● **Records supplied**:
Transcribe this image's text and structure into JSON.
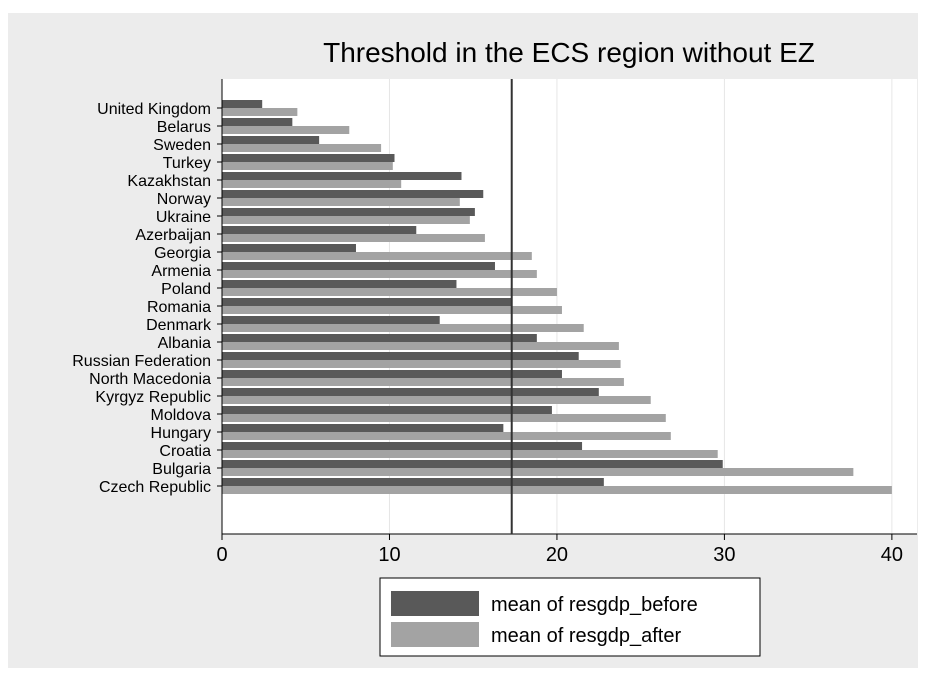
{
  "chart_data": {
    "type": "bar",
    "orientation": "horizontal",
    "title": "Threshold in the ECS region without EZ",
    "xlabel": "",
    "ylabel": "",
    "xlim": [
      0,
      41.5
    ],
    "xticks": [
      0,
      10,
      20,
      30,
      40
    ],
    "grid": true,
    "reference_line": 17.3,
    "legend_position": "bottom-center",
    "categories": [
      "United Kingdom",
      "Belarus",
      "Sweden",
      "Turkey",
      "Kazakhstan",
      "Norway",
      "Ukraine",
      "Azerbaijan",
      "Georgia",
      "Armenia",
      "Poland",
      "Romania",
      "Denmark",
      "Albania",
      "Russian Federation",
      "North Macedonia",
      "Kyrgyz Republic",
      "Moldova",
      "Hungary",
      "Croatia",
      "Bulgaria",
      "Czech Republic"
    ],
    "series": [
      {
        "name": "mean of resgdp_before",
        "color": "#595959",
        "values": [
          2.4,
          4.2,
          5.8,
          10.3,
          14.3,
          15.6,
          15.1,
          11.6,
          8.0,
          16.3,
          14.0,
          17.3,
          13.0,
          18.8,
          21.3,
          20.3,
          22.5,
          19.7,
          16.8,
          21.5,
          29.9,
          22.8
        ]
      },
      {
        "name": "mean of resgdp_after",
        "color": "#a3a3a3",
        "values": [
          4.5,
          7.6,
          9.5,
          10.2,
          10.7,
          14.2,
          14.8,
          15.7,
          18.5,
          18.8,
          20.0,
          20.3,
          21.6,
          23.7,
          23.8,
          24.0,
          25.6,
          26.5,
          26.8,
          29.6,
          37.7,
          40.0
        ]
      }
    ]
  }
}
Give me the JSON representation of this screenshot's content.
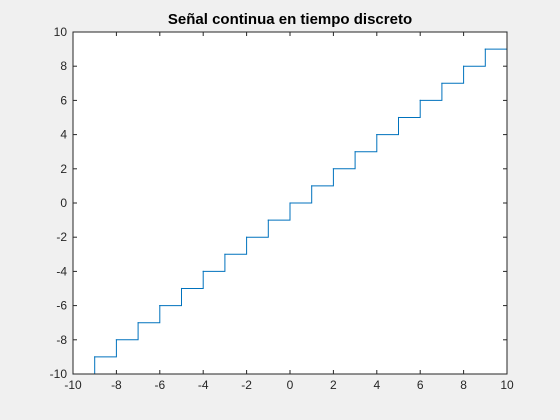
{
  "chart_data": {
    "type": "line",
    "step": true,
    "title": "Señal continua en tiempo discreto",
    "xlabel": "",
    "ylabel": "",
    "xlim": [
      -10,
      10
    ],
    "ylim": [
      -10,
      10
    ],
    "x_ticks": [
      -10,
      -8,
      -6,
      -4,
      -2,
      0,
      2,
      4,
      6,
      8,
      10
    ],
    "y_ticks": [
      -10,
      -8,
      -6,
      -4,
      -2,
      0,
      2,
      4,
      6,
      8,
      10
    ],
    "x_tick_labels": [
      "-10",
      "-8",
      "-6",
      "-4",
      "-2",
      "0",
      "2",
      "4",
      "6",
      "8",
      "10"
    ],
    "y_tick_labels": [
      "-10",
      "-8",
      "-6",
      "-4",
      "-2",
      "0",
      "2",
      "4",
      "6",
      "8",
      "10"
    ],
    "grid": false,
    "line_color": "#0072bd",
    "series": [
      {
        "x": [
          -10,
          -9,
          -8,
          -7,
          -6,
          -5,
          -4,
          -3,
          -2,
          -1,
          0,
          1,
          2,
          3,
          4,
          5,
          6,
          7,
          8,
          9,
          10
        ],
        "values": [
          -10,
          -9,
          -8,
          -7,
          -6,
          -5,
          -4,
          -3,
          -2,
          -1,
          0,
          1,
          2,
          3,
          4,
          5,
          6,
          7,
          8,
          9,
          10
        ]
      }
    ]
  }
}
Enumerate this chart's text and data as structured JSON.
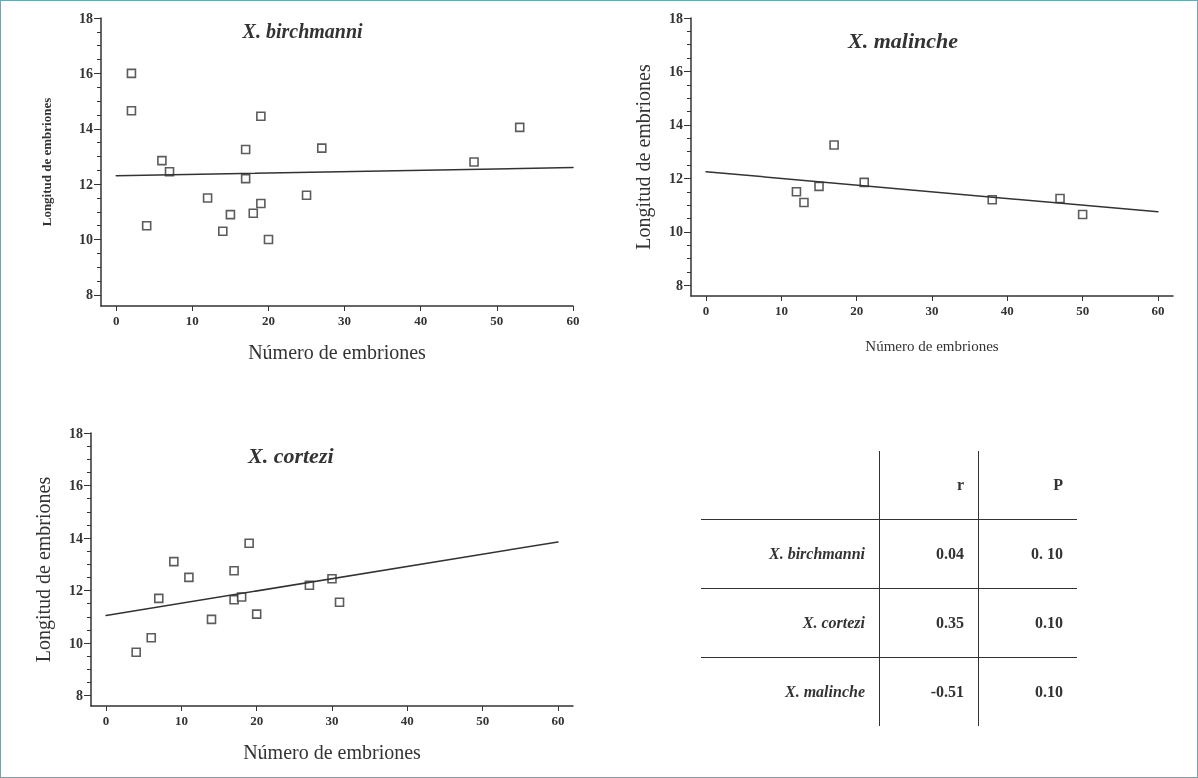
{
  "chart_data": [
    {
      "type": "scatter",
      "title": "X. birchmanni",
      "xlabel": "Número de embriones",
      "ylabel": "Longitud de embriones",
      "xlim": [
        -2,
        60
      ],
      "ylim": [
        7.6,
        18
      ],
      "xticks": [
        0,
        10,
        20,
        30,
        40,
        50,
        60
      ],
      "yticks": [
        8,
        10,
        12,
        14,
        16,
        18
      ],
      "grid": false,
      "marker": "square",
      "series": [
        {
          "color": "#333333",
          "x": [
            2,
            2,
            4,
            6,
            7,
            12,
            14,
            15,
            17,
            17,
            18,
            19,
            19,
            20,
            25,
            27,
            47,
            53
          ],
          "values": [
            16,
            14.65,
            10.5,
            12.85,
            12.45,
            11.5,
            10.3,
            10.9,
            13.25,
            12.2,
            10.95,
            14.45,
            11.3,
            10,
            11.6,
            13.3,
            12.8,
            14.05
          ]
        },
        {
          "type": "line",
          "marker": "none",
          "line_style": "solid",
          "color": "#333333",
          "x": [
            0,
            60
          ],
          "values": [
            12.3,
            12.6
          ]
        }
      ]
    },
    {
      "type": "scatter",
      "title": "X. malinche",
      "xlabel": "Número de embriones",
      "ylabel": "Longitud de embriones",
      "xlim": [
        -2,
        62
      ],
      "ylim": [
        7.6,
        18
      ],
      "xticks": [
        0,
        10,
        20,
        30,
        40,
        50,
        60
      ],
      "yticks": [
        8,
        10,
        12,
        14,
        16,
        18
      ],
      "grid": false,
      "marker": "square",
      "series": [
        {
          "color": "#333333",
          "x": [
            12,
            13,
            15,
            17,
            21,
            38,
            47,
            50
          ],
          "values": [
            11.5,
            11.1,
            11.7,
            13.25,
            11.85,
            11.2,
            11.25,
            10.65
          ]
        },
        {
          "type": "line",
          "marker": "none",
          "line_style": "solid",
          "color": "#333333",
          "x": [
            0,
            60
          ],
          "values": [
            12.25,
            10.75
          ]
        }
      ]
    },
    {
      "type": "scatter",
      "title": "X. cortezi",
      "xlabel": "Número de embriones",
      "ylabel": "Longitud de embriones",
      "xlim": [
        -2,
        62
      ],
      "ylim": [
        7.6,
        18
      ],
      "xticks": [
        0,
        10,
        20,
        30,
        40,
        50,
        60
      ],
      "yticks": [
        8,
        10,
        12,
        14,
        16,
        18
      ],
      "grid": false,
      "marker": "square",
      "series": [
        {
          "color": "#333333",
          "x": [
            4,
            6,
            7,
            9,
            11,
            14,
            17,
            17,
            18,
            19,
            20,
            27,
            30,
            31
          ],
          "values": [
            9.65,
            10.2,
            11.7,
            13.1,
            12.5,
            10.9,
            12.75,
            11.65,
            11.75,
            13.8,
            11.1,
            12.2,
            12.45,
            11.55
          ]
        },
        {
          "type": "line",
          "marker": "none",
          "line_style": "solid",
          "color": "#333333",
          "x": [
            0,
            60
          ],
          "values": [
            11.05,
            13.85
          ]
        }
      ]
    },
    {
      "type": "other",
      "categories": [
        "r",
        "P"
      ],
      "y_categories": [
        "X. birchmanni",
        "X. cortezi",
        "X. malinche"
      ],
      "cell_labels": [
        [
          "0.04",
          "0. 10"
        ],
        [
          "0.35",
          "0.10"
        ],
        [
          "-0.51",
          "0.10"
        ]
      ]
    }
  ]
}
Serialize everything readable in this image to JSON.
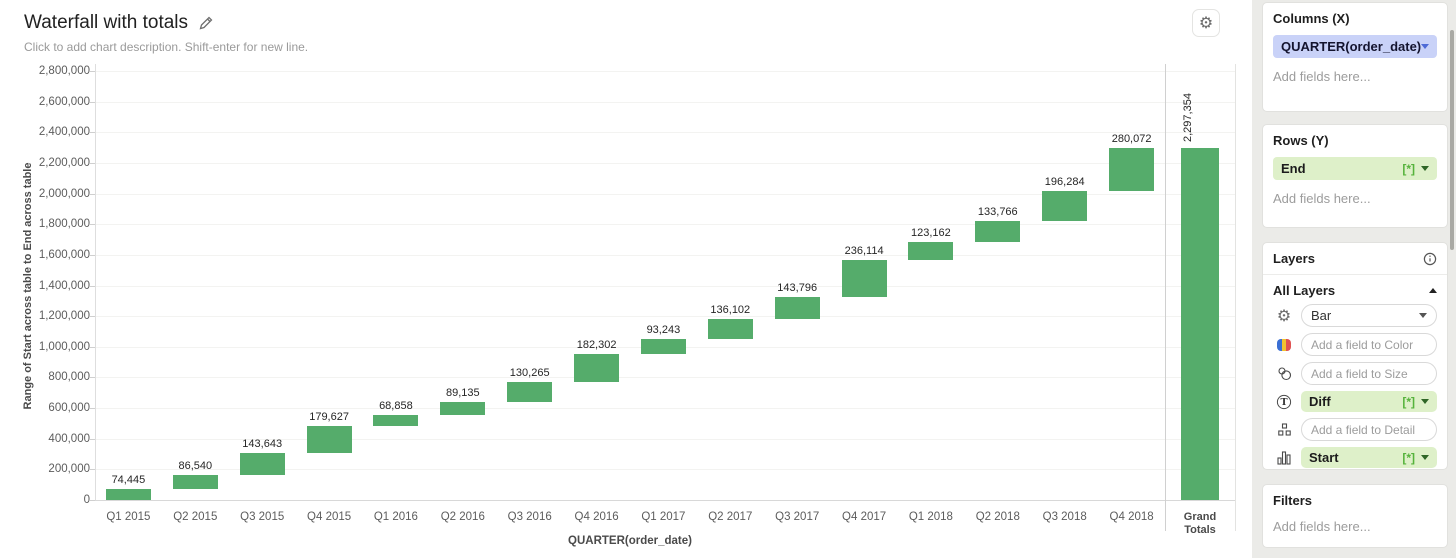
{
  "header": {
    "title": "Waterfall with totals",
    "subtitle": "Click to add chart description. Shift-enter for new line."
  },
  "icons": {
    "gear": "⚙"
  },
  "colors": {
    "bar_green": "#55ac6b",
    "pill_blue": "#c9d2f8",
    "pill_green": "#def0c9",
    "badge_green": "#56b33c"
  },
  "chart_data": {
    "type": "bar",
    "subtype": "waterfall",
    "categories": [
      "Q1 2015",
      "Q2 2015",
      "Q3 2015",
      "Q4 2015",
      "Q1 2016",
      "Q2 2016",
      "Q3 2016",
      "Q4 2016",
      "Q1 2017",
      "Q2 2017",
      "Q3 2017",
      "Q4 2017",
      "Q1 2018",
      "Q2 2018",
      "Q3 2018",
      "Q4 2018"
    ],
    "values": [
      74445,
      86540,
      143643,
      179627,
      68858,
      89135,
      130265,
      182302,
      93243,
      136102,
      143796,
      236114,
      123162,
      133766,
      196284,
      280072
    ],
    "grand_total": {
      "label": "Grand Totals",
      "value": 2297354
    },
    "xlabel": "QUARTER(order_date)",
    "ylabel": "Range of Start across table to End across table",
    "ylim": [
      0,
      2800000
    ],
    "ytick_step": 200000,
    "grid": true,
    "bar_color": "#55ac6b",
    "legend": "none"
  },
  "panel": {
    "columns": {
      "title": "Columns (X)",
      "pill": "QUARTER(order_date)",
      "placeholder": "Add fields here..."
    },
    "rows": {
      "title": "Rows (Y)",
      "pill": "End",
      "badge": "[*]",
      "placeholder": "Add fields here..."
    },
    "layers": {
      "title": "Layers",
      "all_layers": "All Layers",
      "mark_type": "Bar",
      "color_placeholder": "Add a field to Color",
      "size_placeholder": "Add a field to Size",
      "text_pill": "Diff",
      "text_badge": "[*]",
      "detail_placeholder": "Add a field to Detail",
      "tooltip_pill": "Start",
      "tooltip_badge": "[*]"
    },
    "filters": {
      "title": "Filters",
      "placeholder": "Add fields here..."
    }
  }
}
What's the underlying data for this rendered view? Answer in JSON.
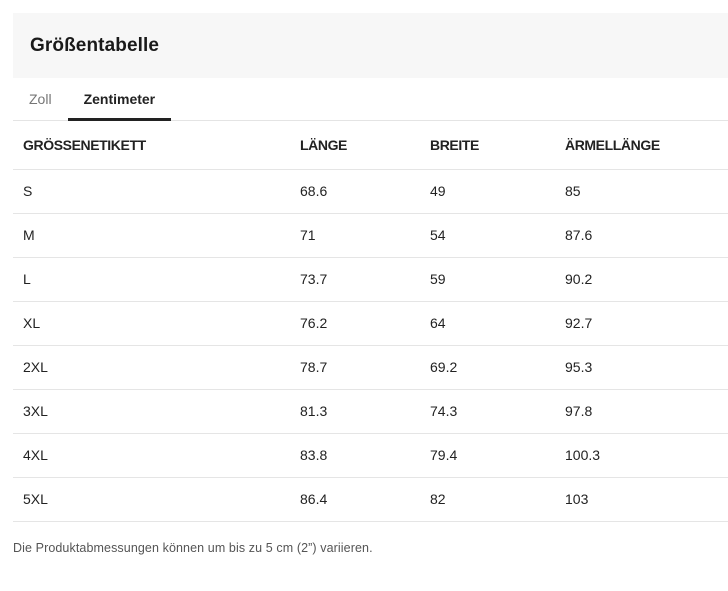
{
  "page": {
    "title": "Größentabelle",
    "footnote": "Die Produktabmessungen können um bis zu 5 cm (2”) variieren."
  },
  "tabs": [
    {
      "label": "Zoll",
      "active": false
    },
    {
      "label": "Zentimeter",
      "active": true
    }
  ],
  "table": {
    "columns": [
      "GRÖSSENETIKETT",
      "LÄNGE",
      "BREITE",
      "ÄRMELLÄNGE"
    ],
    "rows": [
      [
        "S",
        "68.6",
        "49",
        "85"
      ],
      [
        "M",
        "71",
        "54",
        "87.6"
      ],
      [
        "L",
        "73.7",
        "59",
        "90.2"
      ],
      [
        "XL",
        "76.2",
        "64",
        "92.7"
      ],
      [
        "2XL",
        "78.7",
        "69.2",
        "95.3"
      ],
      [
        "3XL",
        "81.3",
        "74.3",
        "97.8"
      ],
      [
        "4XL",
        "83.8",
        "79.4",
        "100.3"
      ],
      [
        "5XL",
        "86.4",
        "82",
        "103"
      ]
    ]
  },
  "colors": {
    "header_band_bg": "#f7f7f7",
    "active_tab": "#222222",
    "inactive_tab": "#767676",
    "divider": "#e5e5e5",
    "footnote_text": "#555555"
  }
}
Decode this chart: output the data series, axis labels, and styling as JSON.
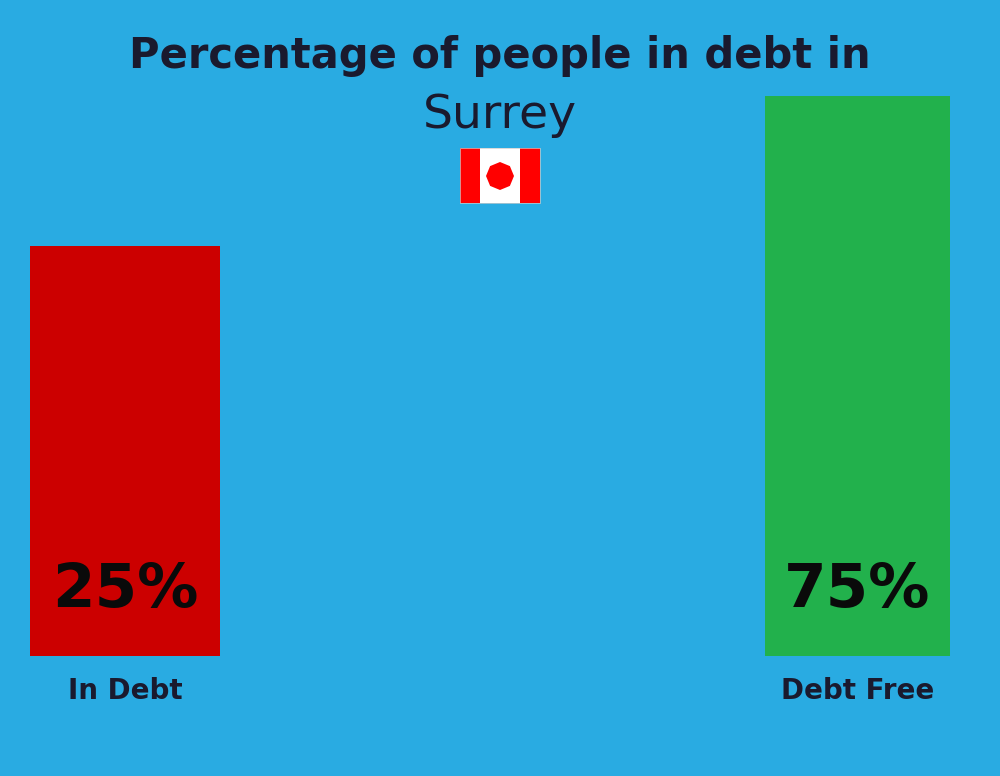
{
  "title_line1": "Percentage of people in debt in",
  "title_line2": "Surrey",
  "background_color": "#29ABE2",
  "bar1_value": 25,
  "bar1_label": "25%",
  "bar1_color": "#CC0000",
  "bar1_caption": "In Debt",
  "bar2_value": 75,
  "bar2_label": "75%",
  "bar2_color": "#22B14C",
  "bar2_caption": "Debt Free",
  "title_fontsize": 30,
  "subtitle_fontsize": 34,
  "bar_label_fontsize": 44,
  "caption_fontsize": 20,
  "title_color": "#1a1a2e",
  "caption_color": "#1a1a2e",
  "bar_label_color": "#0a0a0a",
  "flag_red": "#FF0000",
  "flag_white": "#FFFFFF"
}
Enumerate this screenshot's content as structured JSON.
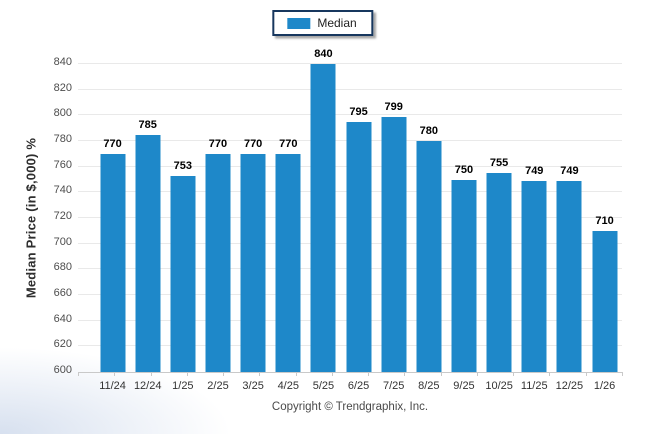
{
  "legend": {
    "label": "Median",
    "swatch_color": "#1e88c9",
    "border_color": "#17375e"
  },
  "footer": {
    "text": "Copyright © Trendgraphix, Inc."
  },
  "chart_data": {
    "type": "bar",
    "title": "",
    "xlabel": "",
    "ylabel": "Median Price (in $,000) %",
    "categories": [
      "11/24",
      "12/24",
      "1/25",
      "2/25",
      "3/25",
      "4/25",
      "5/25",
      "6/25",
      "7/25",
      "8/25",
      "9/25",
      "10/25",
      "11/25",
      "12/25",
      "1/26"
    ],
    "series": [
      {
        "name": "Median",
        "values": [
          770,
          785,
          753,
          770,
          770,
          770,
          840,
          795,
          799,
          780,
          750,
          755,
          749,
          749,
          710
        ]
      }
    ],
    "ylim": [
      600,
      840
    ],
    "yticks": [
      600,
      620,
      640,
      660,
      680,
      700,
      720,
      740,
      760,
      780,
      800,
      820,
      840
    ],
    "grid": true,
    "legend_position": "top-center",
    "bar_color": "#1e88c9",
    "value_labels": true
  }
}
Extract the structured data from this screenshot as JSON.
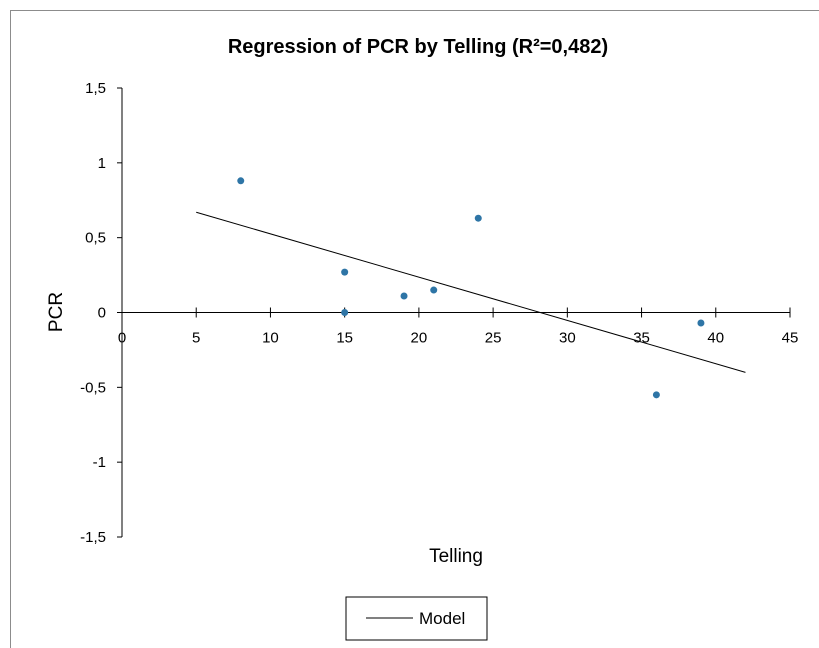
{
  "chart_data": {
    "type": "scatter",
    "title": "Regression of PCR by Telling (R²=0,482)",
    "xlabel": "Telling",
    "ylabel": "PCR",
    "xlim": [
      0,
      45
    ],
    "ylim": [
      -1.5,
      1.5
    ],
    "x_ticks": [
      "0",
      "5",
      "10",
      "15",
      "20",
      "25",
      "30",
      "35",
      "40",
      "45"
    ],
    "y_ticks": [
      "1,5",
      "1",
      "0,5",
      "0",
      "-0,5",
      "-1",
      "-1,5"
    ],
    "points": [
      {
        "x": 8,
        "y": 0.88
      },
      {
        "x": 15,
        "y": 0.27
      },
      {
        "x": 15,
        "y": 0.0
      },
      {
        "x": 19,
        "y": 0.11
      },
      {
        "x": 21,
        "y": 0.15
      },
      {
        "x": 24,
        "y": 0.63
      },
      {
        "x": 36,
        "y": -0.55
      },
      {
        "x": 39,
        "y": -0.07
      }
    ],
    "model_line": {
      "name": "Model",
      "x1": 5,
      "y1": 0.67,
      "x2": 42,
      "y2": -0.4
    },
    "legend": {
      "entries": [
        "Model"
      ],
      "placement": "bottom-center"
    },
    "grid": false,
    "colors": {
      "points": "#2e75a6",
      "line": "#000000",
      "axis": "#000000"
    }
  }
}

● **What is required**: Copy every line that contains the string "Start".

● **Worked answer**:
    "ylabel": "Range of Start across table to End across table",
      "tooltip_pill": "Start",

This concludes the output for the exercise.